Will you transcribe all the entries word for word, skipping the pictures they hold?

[start of Records for this exercise]

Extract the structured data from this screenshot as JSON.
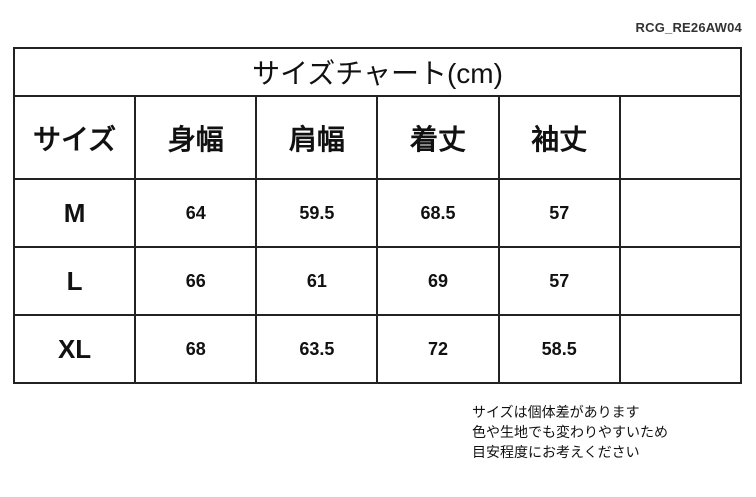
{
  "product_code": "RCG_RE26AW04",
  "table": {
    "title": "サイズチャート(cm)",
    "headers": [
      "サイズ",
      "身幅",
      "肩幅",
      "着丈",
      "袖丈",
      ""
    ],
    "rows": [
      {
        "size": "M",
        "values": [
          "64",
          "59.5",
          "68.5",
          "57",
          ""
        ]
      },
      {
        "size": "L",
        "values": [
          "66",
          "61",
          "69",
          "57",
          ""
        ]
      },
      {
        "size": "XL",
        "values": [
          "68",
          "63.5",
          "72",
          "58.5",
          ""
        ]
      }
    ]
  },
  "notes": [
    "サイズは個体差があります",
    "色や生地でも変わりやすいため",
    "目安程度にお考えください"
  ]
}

[end of Records for this exercise]

## Response to this exercise:
Extract the structured data from this screenshot as JSON.
{
  "product_code": "RCG_RE26AW04",
  "table": {
    "title": "サイズチャート(cm)",
    "headers": [
      "サイズ",
      "身幅",
      "肩幅",
      "着丈",
      "袖丈",
      ""
    ],
    "rows": [
      {
        "size": "M",
        "values": [
          "64",
          "59.5",
          "68.5",
          "57",
          ""
        ]
      },
      {
        "size": "L",
        "values": [
          "66",
          "61",
          "69",
          "57",
          ""
        ]
      },
      {
        "size": "XL",
        "values": [
          "68",
          "63.5",
          "72",
          "58.5",
          ""
        ]
      }
    ]
  },
  "notes": [
    "サイズは個体差があります",
    "色や生地でも変わりやすいため",
    "目安程度にお考えください"
  ]
}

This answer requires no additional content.